== Exercise ==
Pull out every line below that contains the word "screenshot".

== Records for this exercise ==
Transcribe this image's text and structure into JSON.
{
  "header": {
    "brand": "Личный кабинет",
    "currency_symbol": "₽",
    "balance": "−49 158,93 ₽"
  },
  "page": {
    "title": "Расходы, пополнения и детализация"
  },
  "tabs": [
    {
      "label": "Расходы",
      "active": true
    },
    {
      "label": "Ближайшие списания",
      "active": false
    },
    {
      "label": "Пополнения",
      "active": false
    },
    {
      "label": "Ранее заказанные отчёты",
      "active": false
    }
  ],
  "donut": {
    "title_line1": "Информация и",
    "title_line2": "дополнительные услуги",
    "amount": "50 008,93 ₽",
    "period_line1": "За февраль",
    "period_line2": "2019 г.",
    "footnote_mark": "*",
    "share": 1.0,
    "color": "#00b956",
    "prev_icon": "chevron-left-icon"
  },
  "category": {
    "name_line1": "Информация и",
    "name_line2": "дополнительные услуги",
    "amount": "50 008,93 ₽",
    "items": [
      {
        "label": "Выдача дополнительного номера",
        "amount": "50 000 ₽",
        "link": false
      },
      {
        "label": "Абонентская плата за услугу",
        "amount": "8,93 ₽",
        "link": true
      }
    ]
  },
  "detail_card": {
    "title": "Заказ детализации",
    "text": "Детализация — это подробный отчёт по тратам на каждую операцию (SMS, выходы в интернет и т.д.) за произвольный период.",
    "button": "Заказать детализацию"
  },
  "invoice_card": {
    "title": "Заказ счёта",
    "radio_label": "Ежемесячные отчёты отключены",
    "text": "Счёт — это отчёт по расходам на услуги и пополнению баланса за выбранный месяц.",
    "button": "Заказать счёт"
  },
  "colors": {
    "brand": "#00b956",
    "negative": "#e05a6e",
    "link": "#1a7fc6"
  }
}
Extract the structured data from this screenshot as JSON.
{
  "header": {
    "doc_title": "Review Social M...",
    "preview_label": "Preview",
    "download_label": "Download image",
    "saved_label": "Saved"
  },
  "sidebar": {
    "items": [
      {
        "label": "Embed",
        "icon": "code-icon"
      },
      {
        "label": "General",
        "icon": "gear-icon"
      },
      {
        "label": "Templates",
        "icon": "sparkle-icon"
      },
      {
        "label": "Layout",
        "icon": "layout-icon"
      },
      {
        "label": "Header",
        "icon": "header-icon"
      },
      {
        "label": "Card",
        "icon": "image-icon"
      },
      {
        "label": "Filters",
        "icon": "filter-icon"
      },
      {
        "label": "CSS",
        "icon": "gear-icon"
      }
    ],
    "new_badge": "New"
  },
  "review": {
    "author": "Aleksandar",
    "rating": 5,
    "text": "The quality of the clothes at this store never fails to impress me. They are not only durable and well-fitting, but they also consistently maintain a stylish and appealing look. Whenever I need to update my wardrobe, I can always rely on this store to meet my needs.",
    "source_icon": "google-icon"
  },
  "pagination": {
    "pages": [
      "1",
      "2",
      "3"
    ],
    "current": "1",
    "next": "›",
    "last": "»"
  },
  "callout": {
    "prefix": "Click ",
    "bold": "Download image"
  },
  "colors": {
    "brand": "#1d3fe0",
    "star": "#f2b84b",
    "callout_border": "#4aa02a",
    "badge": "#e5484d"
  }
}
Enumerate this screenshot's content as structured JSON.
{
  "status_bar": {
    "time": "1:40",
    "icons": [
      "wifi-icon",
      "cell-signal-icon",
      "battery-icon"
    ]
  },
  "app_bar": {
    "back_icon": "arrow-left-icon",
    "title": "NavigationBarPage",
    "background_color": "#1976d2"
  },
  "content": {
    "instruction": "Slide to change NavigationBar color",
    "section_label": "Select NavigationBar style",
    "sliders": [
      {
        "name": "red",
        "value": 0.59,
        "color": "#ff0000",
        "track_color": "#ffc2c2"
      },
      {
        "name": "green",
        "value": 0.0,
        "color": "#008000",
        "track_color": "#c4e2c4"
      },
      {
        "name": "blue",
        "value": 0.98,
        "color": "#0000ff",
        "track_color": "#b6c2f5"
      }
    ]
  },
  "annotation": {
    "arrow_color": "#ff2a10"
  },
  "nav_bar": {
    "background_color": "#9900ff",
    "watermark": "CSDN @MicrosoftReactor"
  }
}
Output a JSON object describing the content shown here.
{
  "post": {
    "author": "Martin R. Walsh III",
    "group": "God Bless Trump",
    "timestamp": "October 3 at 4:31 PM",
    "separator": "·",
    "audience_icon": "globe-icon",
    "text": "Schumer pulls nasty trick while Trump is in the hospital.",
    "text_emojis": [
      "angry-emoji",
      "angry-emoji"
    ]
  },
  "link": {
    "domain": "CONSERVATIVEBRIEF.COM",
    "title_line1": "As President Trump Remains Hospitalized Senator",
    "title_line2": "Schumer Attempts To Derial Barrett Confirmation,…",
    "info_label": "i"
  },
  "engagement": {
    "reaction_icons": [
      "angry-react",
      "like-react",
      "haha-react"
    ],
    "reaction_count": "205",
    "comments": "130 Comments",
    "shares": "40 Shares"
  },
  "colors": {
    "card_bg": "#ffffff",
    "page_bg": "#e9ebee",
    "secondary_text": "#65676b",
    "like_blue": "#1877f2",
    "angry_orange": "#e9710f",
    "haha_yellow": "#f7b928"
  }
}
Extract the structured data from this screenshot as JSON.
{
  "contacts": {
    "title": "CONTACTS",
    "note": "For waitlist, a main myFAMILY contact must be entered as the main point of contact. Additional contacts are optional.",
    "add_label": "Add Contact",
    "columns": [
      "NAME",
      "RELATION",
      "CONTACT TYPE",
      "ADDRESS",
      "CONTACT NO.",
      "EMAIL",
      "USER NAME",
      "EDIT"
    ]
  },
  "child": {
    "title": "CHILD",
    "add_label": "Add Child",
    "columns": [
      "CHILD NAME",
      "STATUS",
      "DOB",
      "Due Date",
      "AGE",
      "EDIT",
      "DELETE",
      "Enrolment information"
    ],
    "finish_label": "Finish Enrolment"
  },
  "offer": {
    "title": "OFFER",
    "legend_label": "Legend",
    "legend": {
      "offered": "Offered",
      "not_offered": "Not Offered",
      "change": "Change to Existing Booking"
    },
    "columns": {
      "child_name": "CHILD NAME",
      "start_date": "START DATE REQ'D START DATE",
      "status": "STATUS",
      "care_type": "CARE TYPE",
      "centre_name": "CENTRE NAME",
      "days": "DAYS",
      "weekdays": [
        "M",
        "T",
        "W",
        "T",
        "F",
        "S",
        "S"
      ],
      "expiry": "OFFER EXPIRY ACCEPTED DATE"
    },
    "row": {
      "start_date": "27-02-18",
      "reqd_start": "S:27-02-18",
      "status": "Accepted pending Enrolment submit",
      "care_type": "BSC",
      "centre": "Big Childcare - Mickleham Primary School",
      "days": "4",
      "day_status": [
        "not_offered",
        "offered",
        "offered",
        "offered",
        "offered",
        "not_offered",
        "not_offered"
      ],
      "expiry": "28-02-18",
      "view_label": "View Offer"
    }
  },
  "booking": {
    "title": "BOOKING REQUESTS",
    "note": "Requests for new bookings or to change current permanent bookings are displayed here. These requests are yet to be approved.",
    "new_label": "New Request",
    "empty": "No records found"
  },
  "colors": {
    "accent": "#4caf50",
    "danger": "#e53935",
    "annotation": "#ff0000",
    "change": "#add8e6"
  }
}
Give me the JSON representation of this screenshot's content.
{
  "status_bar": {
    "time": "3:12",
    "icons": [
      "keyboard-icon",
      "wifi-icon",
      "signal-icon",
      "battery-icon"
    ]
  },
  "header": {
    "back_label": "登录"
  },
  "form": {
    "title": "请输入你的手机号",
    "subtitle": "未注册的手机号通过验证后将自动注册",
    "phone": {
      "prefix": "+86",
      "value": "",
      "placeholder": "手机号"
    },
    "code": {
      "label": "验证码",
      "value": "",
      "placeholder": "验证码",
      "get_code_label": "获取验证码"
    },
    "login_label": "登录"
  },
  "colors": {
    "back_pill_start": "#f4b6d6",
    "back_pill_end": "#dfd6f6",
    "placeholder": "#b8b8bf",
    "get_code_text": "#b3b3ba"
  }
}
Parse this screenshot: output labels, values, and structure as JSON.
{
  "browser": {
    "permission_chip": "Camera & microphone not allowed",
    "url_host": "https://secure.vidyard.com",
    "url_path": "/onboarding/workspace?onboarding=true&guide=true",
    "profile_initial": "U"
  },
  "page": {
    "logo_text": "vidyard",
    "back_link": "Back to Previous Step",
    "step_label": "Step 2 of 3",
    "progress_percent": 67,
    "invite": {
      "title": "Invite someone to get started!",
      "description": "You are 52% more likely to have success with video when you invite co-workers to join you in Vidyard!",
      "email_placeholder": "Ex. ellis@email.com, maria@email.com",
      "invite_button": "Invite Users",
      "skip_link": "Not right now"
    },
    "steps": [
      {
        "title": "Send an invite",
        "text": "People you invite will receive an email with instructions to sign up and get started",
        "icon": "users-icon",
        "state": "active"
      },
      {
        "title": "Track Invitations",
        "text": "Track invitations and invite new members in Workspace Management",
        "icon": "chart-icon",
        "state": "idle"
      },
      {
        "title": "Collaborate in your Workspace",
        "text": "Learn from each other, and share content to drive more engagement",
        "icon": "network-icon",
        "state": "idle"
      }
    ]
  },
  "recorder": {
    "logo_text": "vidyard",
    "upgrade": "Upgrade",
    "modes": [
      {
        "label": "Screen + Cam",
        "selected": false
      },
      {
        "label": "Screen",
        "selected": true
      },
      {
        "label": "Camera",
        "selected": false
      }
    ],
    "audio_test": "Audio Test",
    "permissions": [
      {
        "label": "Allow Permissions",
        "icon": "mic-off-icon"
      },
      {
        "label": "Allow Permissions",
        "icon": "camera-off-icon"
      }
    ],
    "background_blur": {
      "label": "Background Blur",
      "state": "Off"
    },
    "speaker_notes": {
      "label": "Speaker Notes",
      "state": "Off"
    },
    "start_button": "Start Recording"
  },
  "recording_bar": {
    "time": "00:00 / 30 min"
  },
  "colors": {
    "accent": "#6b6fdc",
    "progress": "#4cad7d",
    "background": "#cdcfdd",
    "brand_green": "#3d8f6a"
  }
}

== Expected answer ==
Extract the structured data from this screenshot as JSON.
Enumerate this screenshot's content as structured JSON.
Extract the structured data from this screenshot as JSON.
Give me the JSON representation of this screenshot's content.
Parse this screenshot: output labels, values, and structure as JSON.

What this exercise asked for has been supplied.